____ Recorded data
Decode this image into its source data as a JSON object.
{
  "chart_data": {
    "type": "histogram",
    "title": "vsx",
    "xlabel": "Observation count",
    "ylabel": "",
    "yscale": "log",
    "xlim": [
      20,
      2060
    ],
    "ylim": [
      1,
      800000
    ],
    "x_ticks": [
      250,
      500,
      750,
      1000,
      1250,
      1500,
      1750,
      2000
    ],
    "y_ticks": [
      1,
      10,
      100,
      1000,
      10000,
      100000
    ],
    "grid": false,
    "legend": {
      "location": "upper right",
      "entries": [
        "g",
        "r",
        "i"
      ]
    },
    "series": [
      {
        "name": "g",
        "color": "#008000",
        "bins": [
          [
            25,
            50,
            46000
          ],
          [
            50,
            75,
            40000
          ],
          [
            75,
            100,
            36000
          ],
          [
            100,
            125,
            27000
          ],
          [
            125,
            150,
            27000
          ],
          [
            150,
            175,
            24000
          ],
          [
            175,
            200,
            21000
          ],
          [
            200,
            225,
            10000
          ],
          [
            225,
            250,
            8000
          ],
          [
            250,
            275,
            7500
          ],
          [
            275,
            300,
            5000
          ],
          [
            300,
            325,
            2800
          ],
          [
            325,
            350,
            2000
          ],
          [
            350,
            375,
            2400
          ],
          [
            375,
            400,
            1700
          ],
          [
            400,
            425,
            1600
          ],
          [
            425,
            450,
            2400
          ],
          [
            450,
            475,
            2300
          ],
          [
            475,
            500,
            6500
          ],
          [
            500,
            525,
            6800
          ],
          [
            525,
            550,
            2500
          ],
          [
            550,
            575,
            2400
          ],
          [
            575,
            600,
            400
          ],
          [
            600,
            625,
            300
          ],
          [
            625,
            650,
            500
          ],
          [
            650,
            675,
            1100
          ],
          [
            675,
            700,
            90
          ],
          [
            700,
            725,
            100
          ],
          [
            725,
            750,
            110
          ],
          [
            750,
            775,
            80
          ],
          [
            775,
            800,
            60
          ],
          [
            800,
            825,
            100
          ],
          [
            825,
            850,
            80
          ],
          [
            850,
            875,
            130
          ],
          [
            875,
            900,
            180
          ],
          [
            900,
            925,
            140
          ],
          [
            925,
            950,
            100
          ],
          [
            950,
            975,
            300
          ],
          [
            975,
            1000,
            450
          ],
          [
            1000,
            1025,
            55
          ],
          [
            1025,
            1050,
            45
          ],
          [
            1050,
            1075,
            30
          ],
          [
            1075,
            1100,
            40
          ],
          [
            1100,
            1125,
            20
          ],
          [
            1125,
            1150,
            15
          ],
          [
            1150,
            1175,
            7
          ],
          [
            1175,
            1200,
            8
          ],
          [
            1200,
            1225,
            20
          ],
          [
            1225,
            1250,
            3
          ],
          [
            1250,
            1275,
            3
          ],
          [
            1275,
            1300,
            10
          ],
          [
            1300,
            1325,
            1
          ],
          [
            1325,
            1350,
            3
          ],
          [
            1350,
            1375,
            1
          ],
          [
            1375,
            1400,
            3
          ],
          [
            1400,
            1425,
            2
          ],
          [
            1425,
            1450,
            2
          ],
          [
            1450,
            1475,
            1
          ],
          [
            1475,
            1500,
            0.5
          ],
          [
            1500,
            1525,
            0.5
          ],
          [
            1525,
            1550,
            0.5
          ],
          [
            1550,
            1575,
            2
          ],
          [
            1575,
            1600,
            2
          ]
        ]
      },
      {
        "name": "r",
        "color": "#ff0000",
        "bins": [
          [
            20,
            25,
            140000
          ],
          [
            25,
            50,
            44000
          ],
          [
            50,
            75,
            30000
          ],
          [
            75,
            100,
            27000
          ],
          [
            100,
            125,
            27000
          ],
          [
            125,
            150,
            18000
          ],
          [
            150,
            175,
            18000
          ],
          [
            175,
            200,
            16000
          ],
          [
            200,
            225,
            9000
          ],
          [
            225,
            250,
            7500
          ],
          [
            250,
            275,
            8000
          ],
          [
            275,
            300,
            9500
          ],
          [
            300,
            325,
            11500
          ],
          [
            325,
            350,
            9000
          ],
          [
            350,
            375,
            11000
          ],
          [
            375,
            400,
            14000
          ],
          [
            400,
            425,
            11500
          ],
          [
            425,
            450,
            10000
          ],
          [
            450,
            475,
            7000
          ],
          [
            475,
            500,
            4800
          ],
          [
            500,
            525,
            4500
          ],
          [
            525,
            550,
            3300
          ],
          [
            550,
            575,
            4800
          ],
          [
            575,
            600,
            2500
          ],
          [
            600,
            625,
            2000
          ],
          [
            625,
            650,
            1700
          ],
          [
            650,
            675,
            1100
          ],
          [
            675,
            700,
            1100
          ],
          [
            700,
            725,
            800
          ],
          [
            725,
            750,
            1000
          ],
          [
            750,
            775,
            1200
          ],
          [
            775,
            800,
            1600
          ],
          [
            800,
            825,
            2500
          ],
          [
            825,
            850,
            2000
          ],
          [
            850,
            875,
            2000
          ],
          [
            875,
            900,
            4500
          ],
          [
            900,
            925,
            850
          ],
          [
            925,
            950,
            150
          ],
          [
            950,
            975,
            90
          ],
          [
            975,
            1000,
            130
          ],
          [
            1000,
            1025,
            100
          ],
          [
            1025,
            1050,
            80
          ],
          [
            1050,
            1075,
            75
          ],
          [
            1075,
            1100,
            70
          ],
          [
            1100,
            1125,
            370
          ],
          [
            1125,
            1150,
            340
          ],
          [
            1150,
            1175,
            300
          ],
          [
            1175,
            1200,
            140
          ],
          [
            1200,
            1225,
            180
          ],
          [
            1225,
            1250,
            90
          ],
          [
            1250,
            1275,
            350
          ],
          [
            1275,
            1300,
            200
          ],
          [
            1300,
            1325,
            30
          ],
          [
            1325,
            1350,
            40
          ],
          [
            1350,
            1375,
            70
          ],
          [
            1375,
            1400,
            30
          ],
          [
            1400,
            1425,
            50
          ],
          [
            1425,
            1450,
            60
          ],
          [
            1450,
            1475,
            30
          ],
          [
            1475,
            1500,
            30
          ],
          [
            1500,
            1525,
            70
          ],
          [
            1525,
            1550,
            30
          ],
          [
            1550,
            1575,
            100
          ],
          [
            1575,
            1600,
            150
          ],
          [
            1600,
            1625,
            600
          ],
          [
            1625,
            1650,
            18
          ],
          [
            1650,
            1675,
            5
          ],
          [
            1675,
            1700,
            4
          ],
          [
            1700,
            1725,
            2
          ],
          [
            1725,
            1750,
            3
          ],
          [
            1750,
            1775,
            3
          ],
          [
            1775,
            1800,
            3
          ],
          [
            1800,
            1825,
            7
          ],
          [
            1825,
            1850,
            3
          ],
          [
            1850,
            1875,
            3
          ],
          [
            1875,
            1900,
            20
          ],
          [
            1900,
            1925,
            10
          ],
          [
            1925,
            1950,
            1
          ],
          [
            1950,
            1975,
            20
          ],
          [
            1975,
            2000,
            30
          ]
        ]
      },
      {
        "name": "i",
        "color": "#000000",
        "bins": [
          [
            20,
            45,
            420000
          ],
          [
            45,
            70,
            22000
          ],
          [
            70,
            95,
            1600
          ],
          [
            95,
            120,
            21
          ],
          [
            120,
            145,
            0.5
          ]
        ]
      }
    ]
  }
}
________
> [Problem statement] Look for the word "color" and return every line where it occurs.

> [Correct response]
        "color": "#008000",
        "color": "#ff0000",
        "color": "#000000",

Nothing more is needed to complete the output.